* begin Recorded information *

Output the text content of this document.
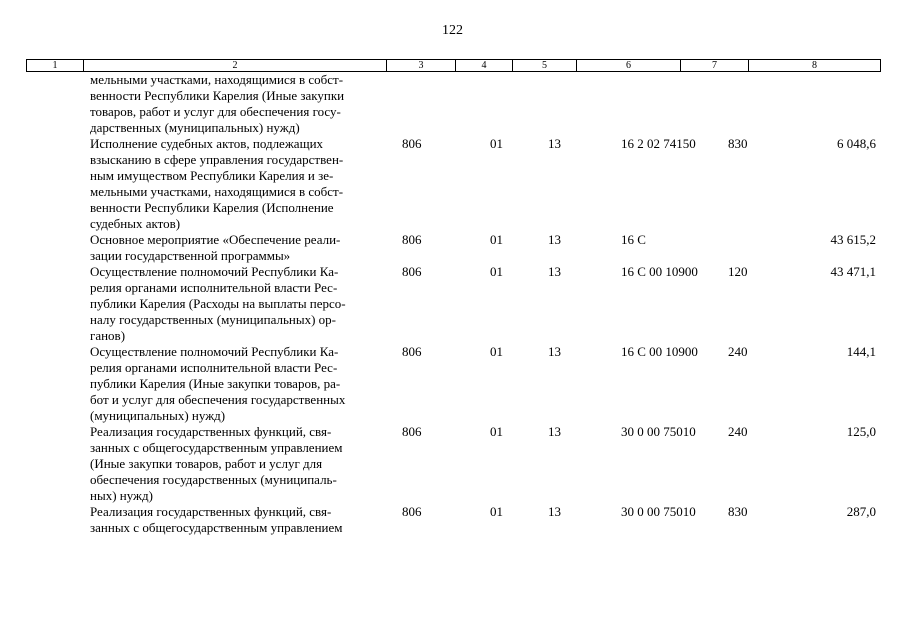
122
1	2	3	4	5	6	7	8
мельными участками, находящимися в собст-
венности Республики Карелия (Иные закупки
товаров, работ и услуг для обеспечения госу-
дарственных (муниципальных) нужд)
Исполнение судебных актов, подлежащих
взысканию в сфере управления государствен-
ным имуществом Республики Карелия и зе-
мельными участками, находящимися в собст-
венности Республики Карелия (Исполнение
судебных актов)
806	01	13	16 2 02 74150 830	6 048,6
Основное мероприятие «Обеспечение реали-
зации государственной программы»
806	01	13	16 С	43 615,2
Осуществление полномочий Республики Ка-
релия органами исполнительной власти Рес-
публики Карелия (Расходы на выплаты персо-
налу государственных (муниципальных) ор-
ганов)
806	01	13	16 С 00 10900 120	43 471,1
Осуществление полномочий Республики Ка-
релия органами исполнительной власти Рес-
публики Карелия (Иные закупки товаров, ра-
бот и услуг для обеспечения государственных
(муниципальных) нужд)
806	01	13	16 С 00 10900 240	144,1
Реализация государственных функций, свя-
занных с общегосударственным управлением
(Иные закупки товаров, работ и услуг для
обеспечения государственных (муниципаль-
ных) нужд)
806	01	13	30 0 00 75010 240	125,0
Реализация государственных функций, свя-
занных с общегосударственным управлением
806	01	13	30 0 00 75010 830	287,0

* end Recorded information *

*Your objective*
Omit the images and transcribe all of the records above word for word.

*Full response*
Output the text content of this document.
122
1	2	3	4	5	6	7	8
мельными участками, находящимися в собст-
венности Республики Карелия (Иные закупки
товаров, работ и услуг для обеспечения госу-
дарственных (муниципальных) нужд)
Исполнение судебных актов, подлежащих
взысканию в сфере управления государствен-
ным имуществом Республики Карелия и зе-
мельными участками, находящимися в собст-
венности Республики Карелия (Исполнение
судебных актов)
806	01	13	16 2 02 74150 830	6 048,6
Основное мероприятие «Обеспечение реали-
зации государственной программы»
806	01	13	16 С	43 615,2
Осуществление полномочий Республики Ка-
релия органами исполнительной власти Рес-
публики Карелия (Расходы на выплаты персо-
налу государственных (муниципальных) ор-
ганов)
806	01	13	16 С 00 10900 120	43 471,1
Осуществление полномочий Республики Ка-
релия органами исполнительной власти Рес-
публики Карелия (Иные закупки товаров, ра-
бот и услуг для обеспечения государственных
(муниципальных) нужд)
806	01	13	16 С 00 10900 240	144,1
Реализация государственных функций, свя-
занных с общегосударственным управлением
(Иные закупки товаров, работ и услуг для
обеспечения государственных (муниципаль-
ных) нужд)
806	01	13	30 0 00 75010 240	125,0
Реализация государственных функций, свя-
занных с общегосударственным управлением
806	01	13	30 0 00 75010 830	287,0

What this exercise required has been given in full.